Records from a collection of figures
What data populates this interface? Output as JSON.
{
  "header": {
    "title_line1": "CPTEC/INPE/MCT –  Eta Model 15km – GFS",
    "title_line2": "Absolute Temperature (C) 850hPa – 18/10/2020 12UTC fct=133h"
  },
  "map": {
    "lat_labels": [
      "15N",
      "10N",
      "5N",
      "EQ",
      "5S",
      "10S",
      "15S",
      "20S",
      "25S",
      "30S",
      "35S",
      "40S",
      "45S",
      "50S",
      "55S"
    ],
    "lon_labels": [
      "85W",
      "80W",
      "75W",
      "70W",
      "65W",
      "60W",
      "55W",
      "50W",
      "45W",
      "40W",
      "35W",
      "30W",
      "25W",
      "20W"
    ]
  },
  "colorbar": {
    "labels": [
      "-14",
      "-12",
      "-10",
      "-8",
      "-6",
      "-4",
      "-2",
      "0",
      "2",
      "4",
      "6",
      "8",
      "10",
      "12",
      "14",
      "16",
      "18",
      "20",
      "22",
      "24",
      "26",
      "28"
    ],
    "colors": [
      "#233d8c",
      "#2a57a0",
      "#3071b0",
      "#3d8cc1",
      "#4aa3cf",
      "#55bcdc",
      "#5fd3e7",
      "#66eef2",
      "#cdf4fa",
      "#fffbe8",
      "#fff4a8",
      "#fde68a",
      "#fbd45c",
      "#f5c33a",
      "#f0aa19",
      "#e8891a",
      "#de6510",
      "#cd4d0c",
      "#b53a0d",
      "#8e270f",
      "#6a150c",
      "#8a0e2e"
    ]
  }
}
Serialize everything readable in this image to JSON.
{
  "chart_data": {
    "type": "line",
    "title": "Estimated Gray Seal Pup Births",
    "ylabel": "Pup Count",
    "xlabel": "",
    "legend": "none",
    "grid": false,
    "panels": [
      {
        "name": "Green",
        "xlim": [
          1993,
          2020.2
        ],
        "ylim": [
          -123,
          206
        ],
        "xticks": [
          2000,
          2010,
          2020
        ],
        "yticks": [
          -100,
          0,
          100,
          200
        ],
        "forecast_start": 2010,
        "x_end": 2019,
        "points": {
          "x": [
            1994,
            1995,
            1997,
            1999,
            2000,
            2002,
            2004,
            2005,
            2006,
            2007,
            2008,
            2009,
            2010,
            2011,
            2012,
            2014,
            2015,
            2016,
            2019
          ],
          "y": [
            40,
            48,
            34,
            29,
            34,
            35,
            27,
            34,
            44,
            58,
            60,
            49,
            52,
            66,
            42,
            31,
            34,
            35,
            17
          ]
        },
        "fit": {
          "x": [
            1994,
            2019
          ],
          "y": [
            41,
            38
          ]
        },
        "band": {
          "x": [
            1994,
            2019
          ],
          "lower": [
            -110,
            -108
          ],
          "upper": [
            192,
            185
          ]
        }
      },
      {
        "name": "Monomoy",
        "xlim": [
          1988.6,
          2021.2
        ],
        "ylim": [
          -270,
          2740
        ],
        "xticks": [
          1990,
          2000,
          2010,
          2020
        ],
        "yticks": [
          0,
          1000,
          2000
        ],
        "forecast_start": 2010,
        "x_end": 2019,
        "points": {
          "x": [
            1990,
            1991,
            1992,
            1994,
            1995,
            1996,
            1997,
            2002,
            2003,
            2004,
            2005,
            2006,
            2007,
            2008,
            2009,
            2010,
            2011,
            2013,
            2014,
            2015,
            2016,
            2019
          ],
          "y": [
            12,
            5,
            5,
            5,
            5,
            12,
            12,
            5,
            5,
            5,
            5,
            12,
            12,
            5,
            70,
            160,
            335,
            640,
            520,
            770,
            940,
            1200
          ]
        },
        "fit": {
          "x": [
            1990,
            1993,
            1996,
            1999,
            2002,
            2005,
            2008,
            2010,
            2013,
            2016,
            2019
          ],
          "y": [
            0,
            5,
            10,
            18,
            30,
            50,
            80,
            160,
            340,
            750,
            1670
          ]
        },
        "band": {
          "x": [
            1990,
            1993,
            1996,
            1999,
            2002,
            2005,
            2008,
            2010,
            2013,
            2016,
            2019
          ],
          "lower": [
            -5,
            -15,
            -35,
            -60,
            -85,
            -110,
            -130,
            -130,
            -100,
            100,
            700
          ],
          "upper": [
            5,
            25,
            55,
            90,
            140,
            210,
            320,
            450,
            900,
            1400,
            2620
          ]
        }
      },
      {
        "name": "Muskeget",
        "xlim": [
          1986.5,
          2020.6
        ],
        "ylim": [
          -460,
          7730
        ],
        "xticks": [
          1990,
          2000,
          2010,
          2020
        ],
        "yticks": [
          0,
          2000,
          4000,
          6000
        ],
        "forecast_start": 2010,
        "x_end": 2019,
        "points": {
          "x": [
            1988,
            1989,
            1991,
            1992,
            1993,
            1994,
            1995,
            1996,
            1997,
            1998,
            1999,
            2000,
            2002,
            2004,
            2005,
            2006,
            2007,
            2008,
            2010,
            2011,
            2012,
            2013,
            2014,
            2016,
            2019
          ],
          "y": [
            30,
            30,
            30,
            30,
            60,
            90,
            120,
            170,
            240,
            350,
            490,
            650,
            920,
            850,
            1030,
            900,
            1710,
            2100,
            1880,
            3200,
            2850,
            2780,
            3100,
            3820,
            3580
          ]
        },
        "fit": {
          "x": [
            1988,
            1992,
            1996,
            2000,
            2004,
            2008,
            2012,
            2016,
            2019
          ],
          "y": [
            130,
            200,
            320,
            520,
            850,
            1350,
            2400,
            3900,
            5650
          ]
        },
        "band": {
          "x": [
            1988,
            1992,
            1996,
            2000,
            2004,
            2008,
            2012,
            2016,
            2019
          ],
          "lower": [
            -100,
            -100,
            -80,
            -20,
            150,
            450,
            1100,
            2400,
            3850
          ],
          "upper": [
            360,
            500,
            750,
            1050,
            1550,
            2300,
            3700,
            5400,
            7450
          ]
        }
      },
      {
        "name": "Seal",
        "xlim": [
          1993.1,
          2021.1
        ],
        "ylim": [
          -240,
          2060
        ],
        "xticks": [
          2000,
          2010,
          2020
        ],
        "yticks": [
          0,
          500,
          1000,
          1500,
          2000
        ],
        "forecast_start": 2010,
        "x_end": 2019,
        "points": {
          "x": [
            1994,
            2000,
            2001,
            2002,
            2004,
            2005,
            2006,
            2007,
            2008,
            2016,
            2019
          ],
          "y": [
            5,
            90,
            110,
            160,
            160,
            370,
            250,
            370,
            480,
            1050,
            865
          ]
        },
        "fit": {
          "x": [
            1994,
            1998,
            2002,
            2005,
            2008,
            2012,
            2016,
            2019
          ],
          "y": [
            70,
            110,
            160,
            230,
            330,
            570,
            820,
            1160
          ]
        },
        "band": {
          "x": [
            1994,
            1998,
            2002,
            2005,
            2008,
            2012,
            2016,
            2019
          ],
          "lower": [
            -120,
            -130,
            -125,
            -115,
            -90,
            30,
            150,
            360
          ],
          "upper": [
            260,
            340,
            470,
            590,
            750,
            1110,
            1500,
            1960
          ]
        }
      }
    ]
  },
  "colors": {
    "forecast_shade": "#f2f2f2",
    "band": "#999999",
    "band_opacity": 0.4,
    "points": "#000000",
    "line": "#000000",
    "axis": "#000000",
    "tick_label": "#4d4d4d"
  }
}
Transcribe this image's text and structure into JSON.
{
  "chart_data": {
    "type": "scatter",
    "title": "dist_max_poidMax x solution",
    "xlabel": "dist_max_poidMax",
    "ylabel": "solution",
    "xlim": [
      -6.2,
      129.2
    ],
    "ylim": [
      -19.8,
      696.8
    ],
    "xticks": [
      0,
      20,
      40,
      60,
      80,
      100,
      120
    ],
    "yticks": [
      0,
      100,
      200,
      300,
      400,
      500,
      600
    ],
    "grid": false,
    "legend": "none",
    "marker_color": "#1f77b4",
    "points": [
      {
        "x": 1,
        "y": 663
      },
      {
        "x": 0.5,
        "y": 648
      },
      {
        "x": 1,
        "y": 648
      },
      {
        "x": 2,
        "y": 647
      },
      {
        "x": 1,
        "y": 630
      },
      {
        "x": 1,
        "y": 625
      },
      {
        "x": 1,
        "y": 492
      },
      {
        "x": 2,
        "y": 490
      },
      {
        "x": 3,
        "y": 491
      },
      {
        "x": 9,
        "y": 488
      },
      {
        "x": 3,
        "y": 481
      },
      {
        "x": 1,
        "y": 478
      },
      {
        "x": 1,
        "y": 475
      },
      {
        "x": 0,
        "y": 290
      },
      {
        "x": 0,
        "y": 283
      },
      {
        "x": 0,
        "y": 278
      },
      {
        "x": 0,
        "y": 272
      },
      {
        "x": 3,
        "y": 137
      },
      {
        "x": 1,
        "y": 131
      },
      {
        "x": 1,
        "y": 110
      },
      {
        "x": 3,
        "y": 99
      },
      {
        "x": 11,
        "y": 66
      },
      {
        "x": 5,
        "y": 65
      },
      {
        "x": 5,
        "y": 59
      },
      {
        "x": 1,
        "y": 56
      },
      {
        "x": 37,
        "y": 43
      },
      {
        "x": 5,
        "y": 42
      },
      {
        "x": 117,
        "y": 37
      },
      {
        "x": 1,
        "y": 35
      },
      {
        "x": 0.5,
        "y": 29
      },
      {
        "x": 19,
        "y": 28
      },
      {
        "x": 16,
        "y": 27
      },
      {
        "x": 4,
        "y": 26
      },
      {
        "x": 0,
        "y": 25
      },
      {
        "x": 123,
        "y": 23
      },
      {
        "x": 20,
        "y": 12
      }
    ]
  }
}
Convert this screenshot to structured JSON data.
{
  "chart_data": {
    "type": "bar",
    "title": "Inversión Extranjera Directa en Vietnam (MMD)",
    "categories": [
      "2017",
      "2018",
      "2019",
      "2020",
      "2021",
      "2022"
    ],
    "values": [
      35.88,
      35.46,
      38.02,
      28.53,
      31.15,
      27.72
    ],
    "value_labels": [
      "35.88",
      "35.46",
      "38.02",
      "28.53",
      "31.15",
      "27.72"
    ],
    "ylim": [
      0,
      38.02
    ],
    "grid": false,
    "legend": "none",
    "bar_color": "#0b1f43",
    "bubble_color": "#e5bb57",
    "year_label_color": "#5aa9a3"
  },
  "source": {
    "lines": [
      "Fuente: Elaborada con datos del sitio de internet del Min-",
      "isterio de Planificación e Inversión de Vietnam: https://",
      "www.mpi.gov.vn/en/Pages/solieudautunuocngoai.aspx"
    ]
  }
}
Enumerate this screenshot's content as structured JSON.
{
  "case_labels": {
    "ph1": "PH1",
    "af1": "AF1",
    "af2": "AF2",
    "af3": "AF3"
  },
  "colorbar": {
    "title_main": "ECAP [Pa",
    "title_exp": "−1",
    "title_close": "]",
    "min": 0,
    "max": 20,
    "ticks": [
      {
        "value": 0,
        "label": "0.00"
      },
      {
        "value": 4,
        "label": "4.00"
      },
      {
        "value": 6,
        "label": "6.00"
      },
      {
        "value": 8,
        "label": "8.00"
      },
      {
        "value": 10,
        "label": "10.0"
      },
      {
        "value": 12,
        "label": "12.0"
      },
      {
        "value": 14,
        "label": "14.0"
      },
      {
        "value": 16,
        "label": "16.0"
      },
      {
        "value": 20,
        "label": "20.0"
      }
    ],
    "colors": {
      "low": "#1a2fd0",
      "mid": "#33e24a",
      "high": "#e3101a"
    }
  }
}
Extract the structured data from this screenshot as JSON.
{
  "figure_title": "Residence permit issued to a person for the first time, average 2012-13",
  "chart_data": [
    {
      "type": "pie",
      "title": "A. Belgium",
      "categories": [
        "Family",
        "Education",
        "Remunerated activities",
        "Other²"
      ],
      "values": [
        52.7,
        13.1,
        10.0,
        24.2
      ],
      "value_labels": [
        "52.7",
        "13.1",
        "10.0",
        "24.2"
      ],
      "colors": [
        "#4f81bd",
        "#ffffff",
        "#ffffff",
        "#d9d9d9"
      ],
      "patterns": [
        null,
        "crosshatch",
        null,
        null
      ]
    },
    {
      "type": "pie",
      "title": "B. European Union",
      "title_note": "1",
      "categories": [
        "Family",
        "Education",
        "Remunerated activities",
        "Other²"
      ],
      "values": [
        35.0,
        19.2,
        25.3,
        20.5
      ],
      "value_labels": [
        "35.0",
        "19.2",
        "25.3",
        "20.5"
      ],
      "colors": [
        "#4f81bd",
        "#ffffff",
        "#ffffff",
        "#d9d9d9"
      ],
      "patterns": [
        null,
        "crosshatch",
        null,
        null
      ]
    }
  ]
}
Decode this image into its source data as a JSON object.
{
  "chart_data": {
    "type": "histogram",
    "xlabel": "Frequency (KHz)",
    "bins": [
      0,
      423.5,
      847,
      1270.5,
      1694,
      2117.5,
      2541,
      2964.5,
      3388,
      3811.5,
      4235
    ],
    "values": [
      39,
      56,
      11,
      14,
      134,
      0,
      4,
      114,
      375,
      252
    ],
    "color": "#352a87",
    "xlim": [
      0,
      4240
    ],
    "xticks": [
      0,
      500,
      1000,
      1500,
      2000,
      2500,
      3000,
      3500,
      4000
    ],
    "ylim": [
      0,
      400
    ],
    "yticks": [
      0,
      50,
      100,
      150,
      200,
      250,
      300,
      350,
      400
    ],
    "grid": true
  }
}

**Task details**
Pick out every line with the string "name" and copy it.

**In response**
        "name": "Green",
        "name": "Monomoy",
        "name": "Muskeget",
        "name": "Seal",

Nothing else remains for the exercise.